=== DIRECTIVE ===
From the listing below, work out how many lines contain "xlabel". Reply with that number only.

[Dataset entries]
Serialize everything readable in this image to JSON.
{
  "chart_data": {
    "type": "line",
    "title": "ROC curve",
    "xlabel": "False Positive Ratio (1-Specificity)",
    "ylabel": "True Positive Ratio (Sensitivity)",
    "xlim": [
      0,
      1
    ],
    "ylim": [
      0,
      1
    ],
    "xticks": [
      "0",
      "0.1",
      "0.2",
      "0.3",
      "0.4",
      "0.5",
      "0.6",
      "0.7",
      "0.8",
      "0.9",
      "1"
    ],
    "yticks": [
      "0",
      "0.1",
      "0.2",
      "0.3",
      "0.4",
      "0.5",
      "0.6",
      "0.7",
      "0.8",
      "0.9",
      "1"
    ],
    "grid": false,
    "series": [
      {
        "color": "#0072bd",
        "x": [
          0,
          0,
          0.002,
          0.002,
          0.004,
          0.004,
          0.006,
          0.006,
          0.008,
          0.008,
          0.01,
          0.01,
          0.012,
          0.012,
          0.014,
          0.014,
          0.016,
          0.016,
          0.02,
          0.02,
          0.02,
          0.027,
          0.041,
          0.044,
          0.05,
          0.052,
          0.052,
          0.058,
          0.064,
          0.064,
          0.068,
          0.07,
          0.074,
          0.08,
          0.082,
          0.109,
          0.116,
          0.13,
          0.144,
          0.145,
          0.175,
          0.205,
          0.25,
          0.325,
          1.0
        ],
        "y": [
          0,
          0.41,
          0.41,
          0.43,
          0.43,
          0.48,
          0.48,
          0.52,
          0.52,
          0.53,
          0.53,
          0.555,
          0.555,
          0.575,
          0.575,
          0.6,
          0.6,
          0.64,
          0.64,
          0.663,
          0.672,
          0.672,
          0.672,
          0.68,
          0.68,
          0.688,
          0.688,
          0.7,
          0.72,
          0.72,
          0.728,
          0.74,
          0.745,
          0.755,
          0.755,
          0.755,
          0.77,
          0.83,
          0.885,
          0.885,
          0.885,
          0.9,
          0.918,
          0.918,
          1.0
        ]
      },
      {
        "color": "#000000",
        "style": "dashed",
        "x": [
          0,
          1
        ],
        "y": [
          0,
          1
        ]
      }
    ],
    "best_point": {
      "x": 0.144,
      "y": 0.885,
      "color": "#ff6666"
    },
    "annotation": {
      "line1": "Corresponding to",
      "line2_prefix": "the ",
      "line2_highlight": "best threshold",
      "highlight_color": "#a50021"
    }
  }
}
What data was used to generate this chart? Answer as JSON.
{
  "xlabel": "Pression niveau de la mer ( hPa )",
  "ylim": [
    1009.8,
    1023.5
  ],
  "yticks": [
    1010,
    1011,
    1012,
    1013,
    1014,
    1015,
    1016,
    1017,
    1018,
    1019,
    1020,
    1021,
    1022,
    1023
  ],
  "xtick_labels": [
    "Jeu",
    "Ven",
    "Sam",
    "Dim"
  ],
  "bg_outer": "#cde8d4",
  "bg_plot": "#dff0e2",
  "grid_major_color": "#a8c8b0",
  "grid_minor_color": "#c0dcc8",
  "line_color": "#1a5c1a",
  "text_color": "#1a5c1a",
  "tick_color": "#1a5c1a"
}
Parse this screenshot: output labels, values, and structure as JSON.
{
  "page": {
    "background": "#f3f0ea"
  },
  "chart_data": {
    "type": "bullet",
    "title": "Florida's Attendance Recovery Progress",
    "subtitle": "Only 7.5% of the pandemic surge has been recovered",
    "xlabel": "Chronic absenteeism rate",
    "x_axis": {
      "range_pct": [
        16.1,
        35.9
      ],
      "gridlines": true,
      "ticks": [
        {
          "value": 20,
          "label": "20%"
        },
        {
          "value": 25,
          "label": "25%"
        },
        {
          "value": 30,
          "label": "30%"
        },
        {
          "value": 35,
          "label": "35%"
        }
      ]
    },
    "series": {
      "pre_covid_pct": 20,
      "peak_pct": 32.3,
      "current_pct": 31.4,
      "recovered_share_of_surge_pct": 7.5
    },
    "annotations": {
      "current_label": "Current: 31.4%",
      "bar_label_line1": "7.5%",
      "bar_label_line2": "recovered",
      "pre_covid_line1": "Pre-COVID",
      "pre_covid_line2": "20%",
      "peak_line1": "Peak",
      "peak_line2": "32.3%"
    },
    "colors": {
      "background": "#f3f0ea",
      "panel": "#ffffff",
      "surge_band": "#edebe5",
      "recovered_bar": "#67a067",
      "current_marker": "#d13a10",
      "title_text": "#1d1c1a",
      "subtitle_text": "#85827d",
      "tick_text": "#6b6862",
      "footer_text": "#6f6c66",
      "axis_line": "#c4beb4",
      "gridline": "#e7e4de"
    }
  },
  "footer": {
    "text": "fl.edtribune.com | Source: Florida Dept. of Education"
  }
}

=== SOLUTION ===
3